## Performing a Statistical T-Test in Excel

The value of the t-Test is that it can tell you if a difference you are seeing in two measurements is legitimate or if the difference is likely to be just from randomness. In this blog post I am going to use the t-Test to determine if the difference in the number of daily motor vehicle collisions during the winter is meaningfully different then the number during the summer. While this is kind of a no-brainer example it will help illustrate the value of the t-Test and give you some ideas on how you might apply it to give some statistical rigour to your analytical findings.

Before we get into the test let me provide some background to help understand what it is we’re trying to do. In statistics we are always comparing two hypotheses. The first is named the null hypothesis and the second is named the alternate hypothesis. We almost always want to reject the null hypothesis and accept the alternate one because in that situation it means something interesting has occurred. For our motor vehicle collision example we want to determine if there is a meaningful difference in the number of daily motor vehicle collisions during the first quarter of the year (i.e. the winter) versus the third quarter of the year (i.e. the summer). Now, you may be thinking “obviously there’s a difference, the weather” but let’s, for the sake of education, assume that we need to demonstrate statistically that there is a difference. In this study the null hypothesis would be that “there is no difference between the quarters, the  number of collisions are the same” while the alternate hypothesis would be “yes, there is a statistically significant difference between the two quarters”.

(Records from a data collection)
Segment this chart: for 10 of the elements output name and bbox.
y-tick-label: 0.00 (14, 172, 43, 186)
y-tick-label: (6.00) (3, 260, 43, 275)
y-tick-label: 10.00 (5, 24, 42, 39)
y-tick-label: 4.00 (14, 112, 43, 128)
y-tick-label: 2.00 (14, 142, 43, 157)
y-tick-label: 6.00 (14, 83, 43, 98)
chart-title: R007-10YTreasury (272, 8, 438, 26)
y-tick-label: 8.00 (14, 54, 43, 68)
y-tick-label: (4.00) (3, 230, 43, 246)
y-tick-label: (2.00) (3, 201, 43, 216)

**Aim of the exercise**
Continue the Excel t-test post from the end of the paragraph on the null and alternate hypotheses.

**Written answer**
The term “statistically significant” needs some explanation. When we want something to be statistically significant we want to be able to say, with a particular level of confidence, that the results we are seeing are not just due to chance. First we pick our “confidence level” or how sure we want to be and then, through the magic of statistics, we are provided a number that our results have to beat in that we can be that sure. In this example we’re going with the 95% confidence level which means that if we find a difference between the average number of MVCs during the winter and summer we want to be 95% sure it’s not due to chance. Or, in other words, we are willing to wrongly reject the null hypothesis only 5% of the time. We can up the confidence interval to 99% if we want but, as we’ll see, we’ll need to adhere to even stricter conditions. Whatever we choose just remember that the “significant” part in statistically significant doesn’t mean “important” (as significant typically means in everyday conversation) it just means “not due to randomness”.

How do we go about demonstrating that the two quarters have real, non-random differences in the number of daily motor vehicle collisions? The first thing we do randomly select from the first and third quarters 30 different days worth of MVC counts. The screen grab below shows my randomly selected MVC data.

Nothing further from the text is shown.